◆ **DATASET ENTRIES**
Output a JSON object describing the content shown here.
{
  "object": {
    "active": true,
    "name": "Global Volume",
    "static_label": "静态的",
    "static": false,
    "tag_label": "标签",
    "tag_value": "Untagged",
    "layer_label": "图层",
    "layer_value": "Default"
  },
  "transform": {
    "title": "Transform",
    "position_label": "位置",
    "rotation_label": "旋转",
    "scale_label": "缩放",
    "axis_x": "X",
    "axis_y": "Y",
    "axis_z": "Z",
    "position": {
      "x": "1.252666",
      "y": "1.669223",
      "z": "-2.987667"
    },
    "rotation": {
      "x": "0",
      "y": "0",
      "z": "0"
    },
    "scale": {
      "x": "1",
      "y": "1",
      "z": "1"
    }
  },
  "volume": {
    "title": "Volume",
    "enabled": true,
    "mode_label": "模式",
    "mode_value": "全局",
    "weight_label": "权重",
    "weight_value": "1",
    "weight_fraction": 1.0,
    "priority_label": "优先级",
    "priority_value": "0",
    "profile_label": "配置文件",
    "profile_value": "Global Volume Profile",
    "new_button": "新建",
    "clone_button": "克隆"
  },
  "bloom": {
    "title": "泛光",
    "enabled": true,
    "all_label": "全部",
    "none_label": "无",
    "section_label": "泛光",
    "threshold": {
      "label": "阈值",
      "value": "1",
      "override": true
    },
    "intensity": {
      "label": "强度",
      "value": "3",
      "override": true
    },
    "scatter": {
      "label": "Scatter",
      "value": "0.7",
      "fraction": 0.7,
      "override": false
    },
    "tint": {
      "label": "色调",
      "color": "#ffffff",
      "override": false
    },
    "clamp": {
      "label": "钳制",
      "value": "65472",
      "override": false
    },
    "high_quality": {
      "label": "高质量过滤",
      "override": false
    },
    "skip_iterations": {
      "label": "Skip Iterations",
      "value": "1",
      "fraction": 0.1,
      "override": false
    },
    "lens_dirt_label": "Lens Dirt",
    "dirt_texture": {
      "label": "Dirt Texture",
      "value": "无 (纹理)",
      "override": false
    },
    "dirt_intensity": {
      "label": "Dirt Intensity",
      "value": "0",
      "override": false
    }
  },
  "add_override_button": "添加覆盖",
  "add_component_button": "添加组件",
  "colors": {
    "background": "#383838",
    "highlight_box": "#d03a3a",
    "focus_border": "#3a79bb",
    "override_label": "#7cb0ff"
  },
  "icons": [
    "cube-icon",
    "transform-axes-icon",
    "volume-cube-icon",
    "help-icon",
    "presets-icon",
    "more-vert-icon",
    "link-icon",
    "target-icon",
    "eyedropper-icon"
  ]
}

◆ **WHAT TO DO**
Write out all records exactly, keeping every detail.

◆ **TASK SOLUTION**
Output a JSON object describing the content shown here.
{
  "object": {
    "active": true,
    "name": "Global Volume",
    "static_label": "静态的",
    "static": false,
    "tag_label": "标签",
    "tag_value": "Untagged",
    "layer_label": "图层",
    "layer_value": "Default"
  },
  "transform": {
    "title": "Transform",
    "position_label": "位置",
    "rotation_label": "旋转",
    "scale_label": "缩放",
    "axis_x": "X",
    "axis_y": "Y",
    "axis_z": "Z",
    "position": {
      "x": "1.252666",
      "y": "1.669223",
      "z": "-2.987667"
    },
    "rotation": {
      "x": "0",
      "y": "0",
      "z": "0"
    },
    "scale": {
      "x": "1",
      "y": "1",
      "z": "1"
    }
  },
  "volume": {
    "title": "Volume",
    "enabled": true,
    "mode_label": "模式",
    "mode_value": "全局",
    "weight_label": "权重",
    "weight_value": "1",
    "weight_fraction": 1.0,
    "priority_label": "优先级",
    "priority_value": "0",
    "profile_label": "配置文件",
    "profile_value": "Global Volume Profile",
    "new_button": "新建",
    "clone_button": "克隆"
  },
  "bloom": {
    "title": "泛光",
    "enabled": true,
    "all_label": "全部",
    "none_label": "无",
    "section_label": "泛光",
    "threshold": {
      "label": "阈值",
      "value": "1",
      "override": true
    },
    "intensity": {
      "label": "强度",
      "value": "3",
      "override": true
    },
    "scatter": {
      "label": "Scatter",
      "value": "0.7",
      "fraction": 0.7,
      "override": false
    },
    "tint": {
      "label": "色调",
      "color": "#ffffff",
      "override": false
    },
    "clamp": {
      "label": "钳制",
      "value": "65472",
      "override": false
    },
    "high_quality": {
      "label": "高质量过滤",
      "override": false
    },
    "skip_iterations": {
      "label": "Skip Iterations",
      "value": "1",
      "fraction": 0.1,
      "override": false
    },
    "lens_dirt_label": "Lens Dirt",
    "dirt_texture": {
      "label": "Dirt Texture",
      "value": "无 (纹理)",
      "override": false
    },
    "dirt_intensity": {
      "label": "Dirt Intensity",
      "value": "0",
      "override": false
    }
  },
  "add_override_button": "添加覆盖",
  "add_component_button": "添加组件",
  "colors": {
    "background": "#383838",
    "highlight_box": "#d03a3a",
    "focus_border": "#3a79bb",
    "override_label": "#7cb0ff"
  },
  "icons": [
    "cube-icon",
    "transform-axes-icon",
    "volume-cube-icon",
    "help-icon",
    "presets-icon",
    "more-vert-icon",
    "link-icon",
    "target-icon",
    "eyedropper-icon"
  ]
}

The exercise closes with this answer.